— start —

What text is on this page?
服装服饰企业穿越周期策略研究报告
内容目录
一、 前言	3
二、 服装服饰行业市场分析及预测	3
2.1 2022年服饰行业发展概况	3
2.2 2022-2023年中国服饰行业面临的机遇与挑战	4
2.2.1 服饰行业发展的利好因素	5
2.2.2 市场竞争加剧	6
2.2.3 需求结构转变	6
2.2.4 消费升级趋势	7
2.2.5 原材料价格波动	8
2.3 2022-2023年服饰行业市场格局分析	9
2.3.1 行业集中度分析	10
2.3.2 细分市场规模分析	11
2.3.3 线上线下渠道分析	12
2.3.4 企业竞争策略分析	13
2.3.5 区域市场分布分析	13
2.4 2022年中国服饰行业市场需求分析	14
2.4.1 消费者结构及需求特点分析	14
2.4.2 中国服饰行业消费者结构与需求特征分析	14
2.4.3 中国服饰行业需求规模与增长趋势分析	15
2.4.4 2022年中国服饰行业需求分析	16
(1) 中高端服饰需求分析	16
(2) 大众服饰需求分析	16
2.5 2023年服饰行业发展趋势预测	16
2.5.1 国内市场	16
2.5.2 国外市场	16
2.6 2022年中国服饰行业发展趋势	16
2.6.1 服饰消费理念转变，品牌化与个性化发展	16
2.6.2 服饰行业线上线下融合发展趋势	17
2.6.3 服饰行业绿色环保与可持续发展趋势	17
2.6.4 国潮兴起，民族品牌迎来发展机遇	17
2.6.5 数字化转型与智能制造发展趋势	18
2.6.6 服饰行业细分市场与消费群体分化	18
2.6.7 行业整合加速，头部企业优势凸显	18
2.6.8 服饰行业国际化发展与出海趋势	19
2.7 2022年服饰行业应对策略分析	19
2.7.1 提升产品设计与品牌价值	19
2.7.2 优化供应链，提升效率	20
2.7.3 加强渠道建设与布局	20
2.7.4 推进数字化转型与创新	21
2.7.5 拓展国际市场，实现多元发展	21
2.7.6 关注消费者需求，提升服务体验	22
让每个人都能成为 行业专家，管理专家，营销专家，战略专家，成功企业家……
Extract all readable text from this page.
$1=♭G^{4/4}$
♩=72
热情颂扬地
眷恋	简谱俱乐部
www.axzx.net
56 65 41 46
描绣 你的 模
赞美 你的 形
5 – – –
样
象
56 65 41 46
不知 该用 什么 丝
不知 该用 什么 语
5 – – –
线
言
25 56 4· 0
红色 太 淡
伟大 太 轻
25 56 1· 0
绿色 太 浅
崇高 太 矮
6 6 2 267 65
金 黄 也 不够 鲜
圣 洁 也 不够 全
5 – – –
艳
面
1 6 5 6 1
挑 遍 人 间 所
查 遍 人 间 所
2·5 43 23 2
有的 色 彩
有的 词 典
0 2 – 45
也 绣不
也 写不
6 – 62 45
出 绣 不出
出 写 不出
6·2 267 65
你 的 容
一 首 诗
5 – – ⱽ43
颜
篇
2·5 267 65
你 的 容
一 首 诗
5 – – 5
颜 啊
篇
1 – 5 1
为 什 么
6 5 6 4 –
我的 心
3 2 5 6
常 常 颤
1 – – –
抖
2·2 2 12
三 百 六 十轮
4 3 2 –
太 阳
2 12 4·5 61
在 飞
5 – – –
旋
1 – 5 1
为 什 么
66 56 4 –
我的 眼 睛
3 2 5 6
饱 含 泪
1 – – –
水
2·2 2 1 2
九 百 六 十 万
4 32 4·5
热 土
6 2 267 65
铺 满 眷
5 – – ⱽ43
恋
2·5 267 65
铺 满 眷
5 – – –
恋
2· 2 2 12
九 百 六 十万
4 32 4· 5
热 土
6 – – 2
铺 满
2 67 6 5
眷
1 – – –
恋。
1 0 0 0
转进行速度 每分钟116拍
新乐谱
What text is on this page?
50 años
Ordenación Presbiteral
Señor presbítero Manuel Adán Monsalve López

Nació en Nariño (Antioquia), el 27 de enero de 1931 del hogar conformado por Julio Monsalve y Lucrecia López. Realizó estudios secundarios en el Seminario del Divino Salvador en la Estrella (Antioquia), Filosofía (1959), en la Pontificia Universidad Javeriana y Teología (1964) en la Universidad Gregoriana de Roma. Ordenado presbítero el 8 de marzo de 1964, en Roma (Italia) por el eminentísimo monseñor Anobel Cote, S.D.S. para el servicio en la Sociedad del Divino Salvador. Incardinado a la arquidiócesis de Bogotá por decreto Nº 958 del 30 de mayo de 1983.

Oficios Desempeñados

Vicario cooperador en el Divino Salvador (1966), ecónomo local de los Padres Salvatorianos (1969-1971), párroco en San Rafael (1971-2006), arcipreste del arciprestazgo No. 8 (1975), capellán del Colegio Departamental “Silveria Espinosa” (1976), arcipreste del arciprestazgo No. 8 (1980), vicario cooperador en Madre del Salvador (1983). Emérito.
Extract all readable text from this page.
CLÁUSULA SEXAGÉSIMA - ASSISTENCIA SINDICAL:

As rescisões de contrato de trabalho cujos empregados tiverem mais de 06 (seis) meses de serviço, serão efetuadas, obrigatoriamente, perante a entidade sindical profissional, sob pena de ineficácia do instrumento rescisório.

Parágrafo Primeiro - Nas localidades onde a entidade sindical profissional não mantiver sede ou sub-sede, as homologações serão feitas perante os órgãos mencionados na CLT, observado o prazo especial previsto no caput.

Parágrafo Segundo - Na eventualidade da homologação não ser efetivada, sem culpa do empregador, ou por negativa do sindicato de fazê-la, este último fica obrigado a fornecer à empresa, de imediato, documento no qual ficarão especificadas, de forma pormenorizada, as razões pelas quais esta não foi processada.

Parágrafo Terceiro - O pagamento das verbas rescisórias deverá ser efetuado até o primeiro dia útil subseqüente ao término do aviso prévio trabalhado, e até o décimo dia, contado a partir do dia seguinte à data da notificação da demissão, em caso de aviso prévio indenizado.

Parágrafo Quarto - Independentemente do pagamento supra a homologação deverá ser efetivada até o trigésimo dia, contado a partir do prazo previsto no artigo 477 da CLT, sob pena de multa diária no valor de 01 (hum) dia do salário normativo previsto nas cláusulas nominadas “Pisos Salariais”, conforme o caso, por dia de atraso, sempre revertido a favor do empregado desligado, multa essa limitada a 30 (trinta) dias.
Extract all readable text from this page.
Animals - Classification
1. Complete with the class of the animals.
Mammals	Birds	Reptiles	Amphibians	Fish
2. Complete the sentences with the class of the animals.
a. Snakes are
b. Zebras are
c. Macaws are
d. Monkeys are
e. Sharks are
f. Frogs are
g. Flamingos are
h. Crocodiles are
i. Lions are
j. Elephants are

— end —

What the exercise asks
Go over the records above and tally each line that includes "with". Give the total by itself.

Task answer
2